◆ Problem statement:
Go through the records underneath and write each one out again exactly.

═══ Input records ═══

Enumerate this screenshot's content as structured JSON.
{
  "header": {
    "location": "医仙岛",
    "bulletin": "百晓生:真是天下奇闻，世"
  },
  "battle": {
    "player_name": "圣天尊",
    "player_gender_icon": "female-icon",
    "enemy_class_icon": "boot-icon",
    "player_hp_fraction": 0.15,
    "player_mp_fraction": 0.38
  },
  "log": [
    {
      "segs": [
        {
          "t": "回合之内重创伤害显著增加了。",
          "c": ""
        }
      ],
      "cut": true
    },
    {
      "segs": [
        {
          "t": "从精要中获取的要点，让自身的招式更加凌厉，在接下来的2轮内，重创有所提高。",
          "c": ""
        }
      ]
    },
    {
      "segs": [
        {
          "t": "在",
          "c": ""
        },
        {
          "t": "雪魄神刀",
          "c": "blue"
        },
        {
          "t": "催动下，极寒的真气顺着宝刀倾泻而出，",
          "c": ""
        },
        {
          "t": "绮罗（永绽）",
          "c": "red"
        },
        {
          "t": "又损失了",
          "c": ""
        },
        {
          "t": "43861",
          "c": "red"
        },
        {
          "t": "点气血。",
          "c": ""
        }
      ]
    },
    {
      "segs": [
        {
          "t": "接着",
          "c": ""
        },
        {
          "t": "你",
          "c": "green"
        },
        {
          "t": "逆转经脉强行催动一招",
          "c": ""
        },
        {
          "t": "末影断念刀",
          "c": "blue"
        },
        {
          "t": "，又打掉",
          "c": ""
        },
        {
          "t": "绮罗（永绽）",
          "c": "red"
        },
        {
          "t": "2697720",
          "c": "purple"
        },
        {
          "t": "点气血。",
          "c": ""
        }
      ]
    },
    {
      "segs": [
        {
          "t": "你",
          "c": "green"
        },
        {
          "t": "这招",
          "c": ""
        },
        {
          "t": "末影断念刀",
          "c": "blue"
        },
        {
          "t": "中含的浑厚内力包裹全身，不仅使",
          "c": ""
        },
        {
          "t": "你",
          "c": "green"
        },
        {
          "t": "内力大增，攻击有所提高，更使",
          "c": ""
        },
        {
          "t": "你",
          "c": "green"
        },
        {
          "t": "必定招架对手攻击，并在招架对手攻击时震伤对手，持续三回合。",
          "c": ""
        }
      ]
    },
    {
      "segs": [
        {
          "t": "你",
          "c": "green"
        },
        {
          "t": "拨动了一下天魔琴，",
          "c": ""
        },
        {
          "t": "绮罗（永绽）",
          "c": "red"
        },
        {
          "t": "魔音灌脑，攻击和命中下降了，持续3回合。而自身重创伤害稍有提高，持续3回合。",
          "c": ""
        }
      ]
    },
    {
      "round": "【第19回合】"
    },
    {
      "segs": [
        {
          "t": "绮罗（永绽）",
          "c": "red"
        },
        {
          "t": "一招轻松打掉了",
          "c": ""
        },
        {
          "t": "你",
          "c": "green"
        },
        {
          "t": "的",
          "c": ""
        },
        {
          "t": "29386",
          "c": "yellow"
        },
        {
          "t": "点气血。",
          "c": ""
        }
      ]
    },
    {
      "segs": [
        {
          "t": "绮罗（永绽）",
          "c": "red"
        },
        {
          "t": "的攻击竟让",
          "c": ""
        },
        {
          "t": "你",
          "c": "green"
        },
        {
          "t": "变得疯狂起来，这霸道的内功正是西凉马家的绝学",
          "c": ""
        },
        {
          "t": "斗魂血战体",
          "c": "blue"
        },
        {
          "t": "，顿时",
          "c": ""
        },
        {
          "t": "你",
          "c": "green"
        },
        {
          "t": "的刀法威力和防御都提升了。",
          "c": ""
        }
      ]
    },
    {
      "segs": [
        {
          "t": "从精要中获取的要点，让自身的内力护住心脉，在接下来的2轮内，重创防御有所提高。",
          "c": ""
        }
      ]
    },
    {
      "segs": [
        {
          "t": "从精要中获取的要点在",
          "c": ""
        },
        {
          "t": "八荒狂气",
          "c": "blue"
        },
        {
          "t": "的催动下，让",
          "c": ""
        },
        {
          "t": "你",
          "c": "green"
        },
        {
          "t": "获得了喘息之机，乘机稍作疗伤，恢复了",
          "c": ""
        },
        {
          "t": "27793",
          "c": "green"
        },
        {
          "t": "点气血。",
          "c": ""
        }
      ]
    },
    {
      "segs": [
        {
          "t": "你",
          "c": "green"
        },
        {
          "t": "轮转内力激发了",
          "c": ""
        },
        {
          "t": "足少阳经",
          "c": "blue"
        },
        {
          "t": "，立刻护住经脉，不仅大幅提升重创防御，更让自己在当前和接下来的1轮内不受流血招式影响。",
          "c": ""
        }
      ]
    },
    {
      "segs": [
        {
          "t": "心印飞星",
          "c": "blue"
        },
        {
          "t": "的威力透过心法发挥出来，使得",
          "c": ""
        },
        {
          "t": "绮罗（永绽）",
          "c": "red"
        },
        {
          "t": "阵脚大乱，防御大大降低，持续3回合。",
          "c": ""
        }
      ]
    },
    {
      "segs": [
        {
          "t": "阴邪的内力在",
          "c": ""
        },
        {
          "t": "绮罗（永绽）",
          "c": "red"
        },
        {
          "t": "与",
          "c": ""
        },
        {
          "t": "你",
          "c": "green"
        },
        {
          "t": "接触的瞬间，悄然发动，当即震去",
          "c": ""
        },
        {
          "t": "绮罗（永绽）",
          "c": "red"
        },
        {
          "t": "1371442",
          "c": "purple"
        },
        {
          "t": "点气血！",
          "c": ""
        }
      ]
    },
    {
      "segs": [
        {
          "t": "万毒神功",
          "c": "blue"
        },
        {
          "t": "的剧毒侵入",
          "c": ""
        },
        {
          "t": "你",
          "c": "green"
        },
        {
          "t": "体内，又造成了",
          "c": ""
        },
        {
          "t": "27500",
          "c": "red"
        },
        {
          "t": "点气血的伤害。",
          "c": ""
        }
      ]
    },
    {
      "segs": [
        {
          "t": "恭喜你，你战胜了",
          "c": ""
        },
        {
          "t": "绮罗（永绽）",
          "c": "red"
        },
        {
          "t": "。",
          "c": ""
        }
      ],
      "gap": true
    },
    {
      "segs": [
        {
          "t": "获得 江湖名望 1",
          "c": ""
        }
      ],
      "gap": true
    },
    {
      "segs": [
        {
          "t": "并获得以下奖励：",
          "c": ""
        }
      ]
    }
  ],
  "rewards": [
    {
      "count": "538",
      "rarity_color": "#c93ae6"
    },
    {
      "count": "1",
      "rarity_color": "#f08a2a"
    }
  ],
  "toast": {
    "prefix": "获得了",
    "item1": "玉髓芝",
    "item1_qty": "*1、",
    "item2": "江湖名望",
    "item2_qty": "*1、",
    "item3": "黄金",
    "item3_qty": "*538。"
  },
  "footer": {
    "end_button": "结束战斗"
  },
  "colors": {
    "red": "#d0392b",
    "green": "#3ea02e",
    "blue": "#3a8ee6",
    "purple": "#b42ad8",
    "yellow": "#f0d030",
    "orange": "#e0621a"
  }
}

═══

◆ The output:
Enumerate this screenshot's content as structured JSON.
{
  "header": {
    "location": "医仙岛",
    "bulletin": "百晓生:真是天下奇闻，世"
  },
  "battle": {
    "player_name": "圣天尊",
    "player_gender_icon": "female-icon",
    "enemy_class_icon": "boot-icon",
    "player_hp_fraction": 0.15,
    "player_mp_fraction": 0.38
  },
  "log": [
    {
      "segs": [
        {
          "t": "回合之内重创伤害显著增加了。",
          "c": ""
        }
      ],
      "cut": true
    },
    {
      "segs": [
        {
          "t": "从精要中获取的要点，让自身的招式更加凌厉，在接下来的2轮内，重创有所提高。",
          "c": ""
        }
      ]
    },
    {
      "segs": [
        {
          "t": "在",
          "c": ""
        },
        {
          "t": "雪魄神刀",
          "c": "blue"
        },
        {
          "t": "催动下，极寒的真气顺着宝刀倾泻而出，",
          "c": ""
        },
        {
          "t": "绮罗（永绽）",
          "c": "red"
        },
        {
          "t": "又损失了",
          "c": ""
        },
        {
          "t": "43861",
          "c": "red"
        },
        {
          "t": "点气血。",
          "c": ""
        }
      ]
    },
    {
      "segs": [
        {
          "t": "接着",
          "c": ""
        },
        {
          "t": "你",
          "c": "green"
        },
        {
          "t": "逆转经脉强行催动一招",
          "c": ""
        },
        {
          "t": "末影断念刀",
          "c": "blue"
        },
        {
          "t": "，又打掉",
          "c": ""
        },
        {
          "t": "绮罗（永绽）",
          "c": "red"
        },
        {
          "t": "2697720",
          "c": "purple"
        },
        {
          "t": "点气血。",
          "c": ""
        }
      ]
    },
    {
      "segs": [
        {
          "t": "你",
          "c": "green"
        },
        {
          "t": "这招",
          "c": ""
        },
        {
          "t": "末影断念刀",
          "c": "blue"
        },
        {
          "t": "中含的浑厚内力包裹全身，不仅使",
          "c": ""
        },
        {
          "t": "你",
          "c": "green"
        },
        {
          "t": "内力大增，攻击有所提高，更使",
          "c": ""
        },
        {
          "t": "你",
          "c": "green"
        },
        {
          "t": "必定招架对手攻击，并在招架对手攻击时震伤对手，持续三回合。",
          "c": ""
        }
      ]
    },
    {
      "segs": [
        {
          "t": "你",
          "c": "green"
        },
        {
          "t": "拨动了一下天魔琴，",
          "c": ""
        },
        {
          "t": "绮罗（永绽）",
          "c": "red"
        },
        {
          "t": "魔音灌脑，攻击和命中下降了，持续3回合。而自身重创伤害稍有提高，持续3回合。",
          "c": ""
        }
      ]
    },
    {
      "round": "【第19回合】"
    },
    {
      "segs": [
        {
          "t": "绮罗（永绽）",
          "c": "red"
        },
        {
          "t": "一招轻松打掉了",
          "c": ""
        },
        {
          "t": "你",
          "c": "green"
        },
        {
          "t": "的",
          "c": ""
        },
        {
          "t": "29386",
          "c": "yellow"
        },
        {
          "t": "点气血。",
          "c": ""
        }
      ]
    },
    {
      "segs": [
        {
          "t": "绮罗（永绽）",
          "c": "red"
        },
        {
          "t": "的攻击竟让",
          "c": ""
        },
        {
          "t": "你",
          "c": "green"
        },
        {
          "t": "变得疯狂起来，这霸道的内功正是西凉马家的绝学",
          "c": ""
        },
        {
          "t": "斗魂血战体",
          "c": "blue"
        },
        {
          "t": "，顿时",
          "c": ""
        },
        {
          "t": "你",
          "c": "green"
        },
        {
          "t": "的刀法威力和防御都提升了。",
          "c": ""
        }
      ]
    },
    {
      "segs": [
        {
          "t": "从精要中获取的要点，让自身的内力护住心脉，在接下来的2轮内，重创防御有所提高。",
          "c": ""
        }
      ]
    },
    {
      "segs": [
        {
          "t": "从精要中获取的要点在",
          "c": ""
        },
        {
          "t": "八荒狂气",
          "c": "blue"
        },
        {
          "t": "的催动下，让",
          "c": ""
        },
        {
          "t": "你",
          "c": "green"
        },
        {
          "t": "获得了喘息之机，乘机稍作疗伤，恢复了",
          "c": ""
        },
        {
          "t": "27793",
          "c": "green"
        },
        {
          "t": "点气血。",
          "c": ""
        }
      ]
    },
    {
      "segs": [
        {
          "t": "你",
          "c": "green"
        },
        {
          "t": "轮转内力激发了",
          "c": ""
        },
        {
          "t": "足少阳经",
          "c": "blue"
        },
        {
          "t": "，立刻护住经脉，不仅大幅提升重创防御，更让自己在当前和接下来的1轮内不受流血招式影响。",
          "c": ""
        }
      ]
    },
    {
      "segs": [
        {
          "t": "心印飞星",
          "c": "blue"
        },
        {
          "t": "的威力透过心法发挥出来，使得",
          "c": ""
        },
        {
          "t": "绮罗（永绽）",
          "c": "red"
        },
        {
          "t": "阵脚大乱，防御大大降低，持续3回合。",
          "c": ""
        }
      ]
    },
    {
      "segs": [
        {
          "t": "阴邪的内力在",
          "c": ""
        },
        {
          "t": "绮罗（永绽）",
          "c": "red"
        },
        {
          "t": "与",
          "c": ""
        },
        {
          "t": "你",
          "c": "green"
        },
        {
          "t": "接触的瞬间，悄然发动，当即震去",
          "c": ""
        },
        {
          "t": "绮罗（永绽）",
          "c": "red"
        },
        {
          "t": "1371442",
          "c": "purple"
        },
        {
          "t": "点气血！",
          "c": ""
        }
      ]
    },
    {
      "segs": [
        {
          "t": "万毒神功",
          "c": "blue"
        },
        {
          "t": "的剧毒侵入",
          "c": ""
        },
        {
          "t": "你",
          "c": "green"
        },
        {
          "t": "体内，又造成了",
          "c": ""
        },
        {
          "t": "27500",
          "c": "red"
        },
        {
          "t": "点气血的伤害。",
          "c": ""
        }
      ]
    },
    {
      "segs": [
        {
          "t": "恭喜你，你战胜了",
          "c": ""
        },
        {
          "t": "绮罗（永绽）",
          "c": "red"
        },
        {
          "t": "。",
          "c": ""
        }
      ],
      "gap": true
    },
    {
      "segs": [
        {
          "t": "获得 江湖名望 1",
          "c": ""
        }
      ],
      "gap": true
    },
    {
      "segs": [
        {
          "t": "并获得以下奖励：",
          "c": ""
        }
      ]
    }
  ],
  "rewards": [
    {
      "count": "538",
      "rarity_color": "#c93ae6"
    },
    {
      "count": "1",
      "rarity_color": "#f08a2a"
    }
  ],
  "toast": {
    "prefix": "获得了",
    "item1": "玉髓芝",
    "item1_qty": "*1、",
    "item2": "江湖名望",
    "item2_qty": "*1、",
    "item3": "黄金",
    "item3_qty": "*538。"
  },
  "footer": {
    "end_button": "结束战斗"
  },
  "colors": {
    "red": "#d0392b",
    "green": "#3ea02e",
    "blue": "#3a8ee6",
    "purple": "#b42ad8",
    "yellow": "#f0d030",
    "orange": "#e0621a"
  }
}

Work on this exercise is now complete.